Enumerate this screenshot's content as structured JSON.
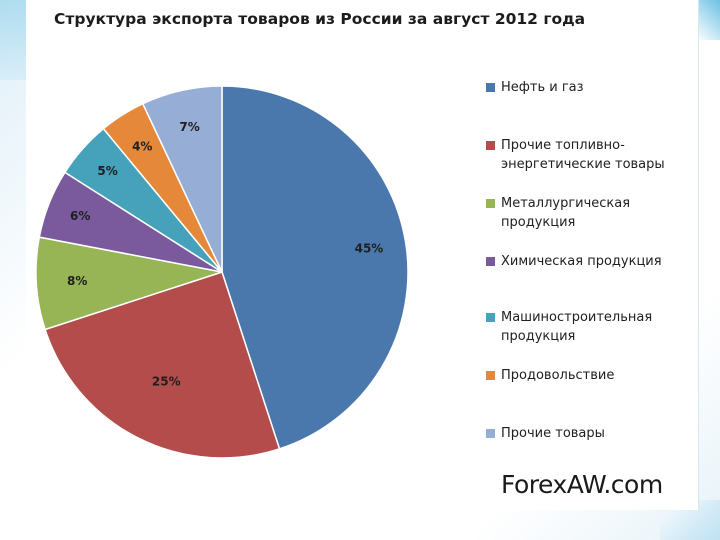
{
  "chart_data": {
    "type": "pie",
    "title": "Структура экспорта товаров из России за август 2012 года",
    "categories": [
      "Нефть и газ",
      "Прочие топливно-энергетические товары",
      "Металлургическая продукция",
      "Химическая продукция",
      "Машиностроительная продукция",
      "Продовольствие",
      "Прочие товары"
    ],
    "legend_lines": [
      [
        "Нефть и газ"
      ],
      [
        "Прочие топливно-",
        "энергетические товары"
      ],
      [
        "Металлургическая",
        "продукция"
      ],
      [
        "Химическая продукция"
      ],
      [
        "Машиностроительная",
        "продукция"
      ],
      [
        "Продовольствие"
      ],
      [
        "Прочие товары"
      ]
    ],
    "values": [
      45,
      25,
      8,
      6,
      5,
      4,
      7
    ],
    "value_labels": [
      "45%",
      "25%",
      "8%",
      "6%",
      "5%",
      "4%",
      "7%"
    ],
    "colors": [
      "#4a78ad",
      "#b34c4a",
      "#97b555",
      "#7a5a9c",
      "#45a2ba",
      "#e6883a",
      "#96add6"
    ],
    "legend_position": "right",
    "start": "12 o'clock",
    "direction": "clockwise"
  },
  "brand": "ForexAW.com"
}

**SET PROBLEM**
Copy the entries above faithfully and omit every image.

**WRITTEN RESPONSE**
Enumerate this screenshot's content as structured JSON.
{
  "chart_data": {
    "type": "pie",
    "title": "Структура экспорта товаров из России за август 2012 года",
    "categories": [
      "Нефть и газ",
      "Прочие топливно-энергетические товары",
      "Металлургическая продукция",
      "Химическая продукция",
      "Машиностроительная продукция",
      "Продовольствие",
      "Прочие товары"
    ],
    "legend_lines": [
      [
        "Нефть и газ"
      ],
      [
        "Прочие топливно-",
        "энергетические товары"
      ],
      [
        "Металлургическая",
        "продукция"
      ],
      [
        "Химическая продукция"
      ],
      [
        "Машиностроительная",
        "продукция"
      ],
      [
        "Продовольствие"
      ],
      [
        "Прочие товары"
      ]
    ],
    "values": [
      45,
      25,
      8,
      6,
      5,
      4,
      7
    ],
    "value_labels": [
      "45%",
      "25%",
      "8%",
      "6%",
      "5%",
      "4%",
      "7%"
    ],
    "colors": [
      "#4a78ad",
      "#b34c4a",
      "#97b555",
      "#7a5a9c",
      "#45a2ba",
      "#e6883a",
      "#96add6"
    ],
    "legend_position": "right",
    "start": "12 o'clock",
    "direction": "clockwise"
  },
  "brand": "ForexAW.com"
}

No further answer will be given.